## Start Provided entries

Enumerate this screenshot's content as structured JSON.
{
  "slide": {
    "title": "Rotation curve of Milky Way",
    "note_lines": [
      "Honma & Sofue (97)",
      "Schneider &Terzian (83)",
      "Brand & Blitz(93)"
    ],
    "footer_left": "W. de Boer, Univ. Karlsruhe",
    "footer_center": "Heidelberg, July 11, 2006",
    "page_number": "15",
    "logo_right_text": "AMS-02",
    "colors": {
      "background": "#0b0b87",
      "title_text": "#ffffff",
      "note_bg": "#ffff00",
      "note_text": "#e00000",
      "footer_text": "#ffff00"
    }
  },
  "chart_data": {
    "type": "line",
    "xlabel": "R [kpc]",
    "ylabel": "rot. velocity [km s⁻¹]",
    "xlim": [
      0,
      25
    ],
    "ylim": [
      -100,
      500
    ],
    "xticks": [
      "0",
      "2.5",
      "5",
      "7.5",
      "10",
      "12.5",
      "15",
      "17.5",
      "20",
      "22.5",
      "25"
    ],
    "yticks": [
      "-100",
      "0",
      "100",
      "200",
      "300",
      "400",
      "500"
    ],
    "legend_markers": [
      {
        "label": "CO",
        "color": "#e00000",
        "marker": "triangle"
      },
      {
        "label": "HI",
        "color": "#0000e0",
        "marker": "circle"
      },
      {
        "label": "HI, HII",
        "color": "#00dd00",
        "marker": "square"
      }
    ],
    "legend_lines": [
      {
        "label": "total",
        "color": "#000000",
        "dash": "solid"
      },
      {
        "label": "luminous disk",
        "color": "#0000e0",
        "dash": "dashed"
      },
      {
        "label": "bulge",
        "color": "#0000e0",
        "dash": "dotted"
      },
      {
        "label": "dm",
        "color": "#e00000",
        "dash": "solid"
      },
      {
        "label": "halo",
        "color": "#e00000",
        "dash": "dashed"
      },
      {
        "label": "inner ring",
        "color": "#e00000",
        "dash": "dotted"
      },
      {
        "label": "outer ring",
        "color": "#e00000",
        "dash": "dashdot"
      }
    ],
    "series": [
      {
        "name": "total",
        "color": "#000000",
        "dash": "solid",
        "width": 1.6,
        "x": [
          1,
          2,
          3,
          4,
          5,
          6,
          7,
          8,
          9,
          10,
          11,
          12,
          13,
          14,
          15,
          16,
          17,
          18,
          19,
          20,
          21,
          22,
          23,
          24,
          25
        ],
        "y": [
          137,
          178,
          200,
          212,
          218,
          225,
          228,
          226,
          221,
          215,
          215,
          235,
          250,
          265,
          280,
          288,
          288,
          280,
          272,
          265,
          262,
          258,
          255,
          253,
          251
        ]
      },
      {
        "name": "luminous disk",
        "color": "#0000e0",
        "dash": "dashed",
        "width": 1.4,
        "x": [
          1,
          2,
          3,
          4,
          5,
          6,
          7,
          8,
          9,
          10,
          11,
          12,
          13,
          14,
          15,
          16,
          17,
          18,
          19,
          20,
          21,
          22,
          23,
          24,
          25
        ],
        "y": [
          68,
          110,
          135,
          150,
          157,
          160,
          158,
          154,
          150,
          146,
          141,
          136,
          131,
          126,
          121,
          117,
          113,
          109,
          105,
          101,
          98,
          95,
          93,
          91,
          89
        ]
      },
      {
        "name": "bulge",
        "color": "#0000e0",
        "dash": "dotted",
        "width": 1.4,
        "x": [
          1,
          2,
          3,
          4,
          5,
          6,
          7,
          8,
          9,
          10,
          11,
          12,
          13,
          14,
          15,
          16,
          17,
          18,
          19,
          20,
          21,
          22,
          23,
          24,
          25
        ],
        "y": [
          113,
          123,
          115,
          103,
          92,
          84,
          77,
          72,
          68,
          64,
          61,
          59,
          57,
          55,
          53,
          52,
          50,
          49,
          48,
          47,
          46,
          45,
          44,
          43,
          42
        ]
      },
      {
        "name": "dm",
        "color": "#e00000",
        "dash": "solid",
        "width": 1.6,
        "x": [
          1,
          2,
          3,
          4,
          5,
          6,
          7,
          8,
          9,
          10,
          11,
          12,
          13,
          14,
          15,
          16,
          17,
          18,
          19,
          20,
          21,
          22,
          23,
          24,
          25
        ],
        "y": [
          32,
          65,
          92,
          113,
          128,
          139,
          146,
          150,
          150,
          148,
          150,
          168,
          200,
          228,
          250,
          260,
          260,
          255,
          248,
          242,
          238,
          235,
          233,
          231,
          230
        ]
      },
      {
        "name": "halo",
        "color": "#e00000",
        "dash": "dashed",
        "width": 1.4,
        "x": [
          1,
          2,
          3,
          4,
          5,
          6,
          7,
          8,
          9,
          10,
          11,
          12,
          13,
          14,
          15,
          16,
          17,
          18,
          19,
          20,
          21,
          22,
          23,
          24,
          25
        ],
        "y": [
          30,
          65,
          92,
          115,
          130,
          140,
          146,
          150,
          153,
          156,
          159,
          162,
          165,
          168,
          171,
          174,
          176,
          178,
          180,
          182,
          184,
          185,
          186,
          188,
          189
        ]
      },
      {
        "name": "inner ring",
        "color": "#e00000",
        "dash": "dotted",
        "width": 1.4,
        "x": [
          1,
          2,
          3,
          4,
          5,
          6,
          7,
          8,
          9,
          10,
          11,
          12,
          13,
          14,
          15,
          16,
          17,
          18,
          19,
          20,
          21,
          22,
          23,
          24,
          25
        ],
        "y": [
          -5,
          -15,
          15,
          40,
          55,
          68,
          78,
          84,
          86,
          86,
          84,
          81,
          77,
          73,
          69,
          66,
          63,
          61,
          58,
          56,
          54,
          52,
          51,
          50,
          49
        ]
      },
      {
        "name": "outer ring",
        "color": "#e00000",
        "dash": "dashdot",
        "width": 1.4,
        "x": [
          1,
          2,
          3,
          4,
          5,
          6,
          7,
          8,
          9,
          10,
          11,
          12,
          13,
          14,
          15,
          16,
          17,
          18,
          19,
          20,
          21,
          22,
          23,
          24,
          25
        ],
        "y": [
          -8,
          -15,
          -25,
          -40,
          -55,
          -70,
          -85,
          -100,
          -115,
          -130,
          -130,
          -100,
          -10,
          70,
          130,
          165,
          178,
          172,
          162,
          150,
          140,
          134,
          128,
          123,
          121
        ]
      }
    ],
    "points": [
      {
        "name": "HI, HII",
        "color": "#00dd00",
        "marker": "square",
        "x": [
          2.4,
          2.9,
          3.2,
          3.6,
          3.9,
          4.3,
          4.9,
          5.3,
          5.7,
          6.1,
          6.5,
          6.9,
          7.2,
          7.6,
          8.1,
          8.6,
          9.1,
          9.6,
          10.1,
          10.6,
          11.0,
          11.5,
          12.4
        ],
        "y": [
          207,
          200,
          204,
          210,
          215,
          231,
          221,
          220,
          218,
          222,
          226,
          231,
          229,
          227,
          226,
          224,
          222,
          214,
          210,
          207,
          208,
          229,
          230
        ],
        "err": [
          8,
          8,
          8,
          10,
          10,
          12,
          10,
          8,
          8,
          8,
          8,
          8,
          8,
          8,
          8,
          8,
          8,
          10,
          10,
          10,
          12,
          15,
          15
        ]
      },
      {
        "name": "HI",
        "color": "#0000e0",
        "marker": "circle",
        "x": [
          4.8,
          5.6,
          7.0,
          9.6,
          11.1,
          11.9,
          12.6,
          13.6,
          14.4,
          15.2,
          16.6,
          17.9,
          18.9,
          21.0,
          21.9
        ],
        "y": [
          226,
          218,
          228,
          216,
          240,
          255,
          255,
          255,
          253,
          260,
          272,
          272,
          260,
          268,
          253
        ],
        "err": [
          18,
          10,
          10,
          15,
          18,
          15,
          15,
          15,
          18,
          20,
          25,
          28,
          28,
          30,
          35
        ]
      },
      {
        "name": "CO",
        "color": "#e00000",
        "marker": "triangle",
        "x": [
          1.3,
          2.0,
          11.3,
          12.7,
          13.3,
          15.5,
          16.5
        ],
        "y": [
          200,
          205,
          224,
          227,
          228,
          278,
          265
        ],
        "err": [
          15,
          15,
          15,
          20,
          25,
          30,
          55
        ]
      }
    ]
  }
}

## End Provided entries

## What to produce
Select, from the listing, all lines that include the word "disk".

## Written answer
        "label": "luminous disk",
        "name": "luminous disk",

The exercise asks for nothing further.